TASK BRIEF.
Copy out each line that mentions the word "устранения".

━━━ DATA IN THIS EXERCISE ━━━

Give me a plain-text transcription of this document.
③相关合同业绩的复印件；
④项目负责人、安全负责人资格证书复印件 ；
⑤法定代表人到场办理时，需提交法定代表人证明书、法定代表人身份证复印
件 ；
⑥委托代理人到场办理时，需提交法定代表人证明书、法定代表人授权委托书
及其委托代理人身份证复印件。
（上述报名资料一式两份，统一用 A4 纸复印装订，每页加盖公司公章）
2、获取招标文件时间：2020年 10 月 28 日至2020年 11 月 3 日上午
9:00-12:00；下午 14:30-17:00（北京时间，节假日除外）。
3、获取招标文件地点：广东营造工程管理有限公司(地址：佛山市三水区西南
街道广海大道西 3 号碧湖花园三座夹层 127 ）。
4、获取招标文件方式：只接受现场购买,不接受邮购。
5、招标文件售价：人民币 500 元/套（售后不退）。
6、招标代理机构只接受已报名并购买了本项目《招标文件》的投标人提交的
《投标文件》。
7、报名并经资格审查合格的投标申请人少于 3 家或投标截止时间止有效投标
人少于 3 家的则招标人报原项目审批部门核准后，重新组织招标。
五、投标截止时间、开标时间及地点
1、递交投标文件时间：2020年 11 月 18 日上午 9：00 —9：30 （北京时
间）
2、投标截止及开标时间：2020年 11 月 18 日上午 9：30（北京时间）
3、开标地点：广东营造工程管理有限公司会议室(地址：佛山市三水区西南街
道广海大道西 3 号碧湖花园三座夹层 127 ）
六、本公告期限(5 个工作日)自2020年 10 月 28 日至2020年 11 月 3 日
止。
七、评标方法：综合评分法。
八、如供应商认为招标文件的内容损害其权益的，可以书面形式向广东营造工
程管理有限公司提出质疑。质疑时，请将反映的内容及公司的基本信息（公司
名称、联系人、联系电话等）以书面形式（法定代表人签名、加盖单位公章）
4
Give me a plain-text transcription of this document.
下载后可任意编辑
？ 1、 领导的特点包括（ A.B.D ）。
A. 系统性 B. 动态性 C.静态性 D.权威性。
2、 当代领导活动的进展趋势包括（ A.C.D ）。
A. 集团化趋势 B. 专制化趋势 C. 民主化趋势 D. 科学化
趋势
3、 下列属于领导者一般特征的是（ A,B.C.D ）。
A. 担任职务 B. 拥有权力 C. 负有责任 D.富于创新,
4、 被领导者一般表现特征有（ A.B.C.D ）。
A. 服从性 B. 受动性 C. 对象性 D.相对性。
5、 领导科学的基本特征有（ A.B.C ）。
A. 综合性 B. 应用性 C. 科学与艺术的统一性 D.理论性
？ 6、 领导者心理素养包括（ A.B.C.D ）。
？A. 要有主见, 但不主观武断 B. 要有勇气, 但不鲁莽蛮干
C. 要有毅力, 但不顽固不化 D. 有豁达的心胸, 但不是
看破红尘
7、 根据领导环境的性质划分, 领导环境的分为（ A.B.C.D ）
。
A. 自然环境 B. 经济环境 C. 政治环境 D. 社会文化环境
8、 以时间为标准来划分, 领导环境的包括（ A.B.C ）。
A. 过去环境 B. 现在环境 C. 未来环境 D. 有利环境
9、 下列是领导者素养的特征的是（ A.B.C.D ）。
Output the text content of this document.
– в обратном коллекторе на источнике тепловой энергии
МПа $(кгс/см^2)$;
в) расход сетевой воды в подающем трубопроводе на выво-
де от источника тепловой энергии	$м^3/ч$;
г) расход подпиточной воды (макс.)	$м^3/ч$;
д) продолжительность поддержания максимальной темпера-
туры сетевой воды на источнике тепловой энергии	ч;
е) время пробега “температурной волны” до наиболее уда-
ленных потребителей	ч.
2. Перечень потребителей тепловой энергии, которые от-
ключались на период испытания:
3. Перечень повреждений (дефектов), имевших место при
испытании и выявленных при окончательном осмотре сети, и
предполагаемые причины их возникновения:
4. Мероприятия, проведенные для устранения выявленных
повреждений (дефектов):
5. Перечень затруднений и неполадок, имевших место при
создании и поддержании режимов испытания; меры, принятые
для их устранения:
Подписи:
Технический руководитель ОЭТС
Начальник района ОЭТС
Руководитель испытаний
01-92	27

━━━

TASK ANSWER.
4. Мероприятия, проведенные для устранения выявленных
для их устранения:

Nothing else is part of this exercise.